> Listed records

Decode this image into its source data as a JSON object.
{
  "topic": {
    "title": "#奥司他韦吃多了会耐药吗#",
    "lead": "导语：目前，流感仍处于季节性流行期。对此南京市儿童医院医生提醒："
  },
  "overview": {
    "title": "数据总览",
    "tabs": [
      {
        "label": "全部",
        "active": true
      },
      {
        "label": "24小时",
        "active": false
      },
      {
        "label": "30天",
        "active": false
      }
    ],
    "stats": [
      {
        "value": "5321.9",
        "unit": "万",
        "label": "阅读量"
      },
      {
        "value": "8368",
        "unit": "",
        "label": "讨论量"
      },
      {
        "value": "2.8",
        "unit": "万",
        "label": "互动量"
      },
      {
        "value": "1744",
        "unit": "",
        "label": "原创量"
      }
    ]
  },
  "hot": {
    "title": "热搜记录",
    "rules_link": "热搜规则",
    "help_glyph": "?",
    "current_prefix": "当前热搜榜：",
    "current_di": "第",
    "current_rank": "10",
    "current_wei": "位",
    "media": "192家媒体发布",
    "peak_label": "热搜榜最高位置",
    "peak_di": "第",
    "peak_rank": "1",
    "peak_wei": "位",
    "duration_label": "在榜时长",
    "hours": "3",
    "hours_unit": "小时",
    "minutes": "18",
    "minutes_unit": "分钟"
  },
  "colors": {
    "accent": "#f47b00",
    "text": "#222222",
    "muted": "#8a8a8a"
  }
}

> Problem details
Show every line where the string "value" appears.

> Exercise solution
        "value": "5321.9",
        "value": "8368",
        "value": "2.8",
        "value": "1744",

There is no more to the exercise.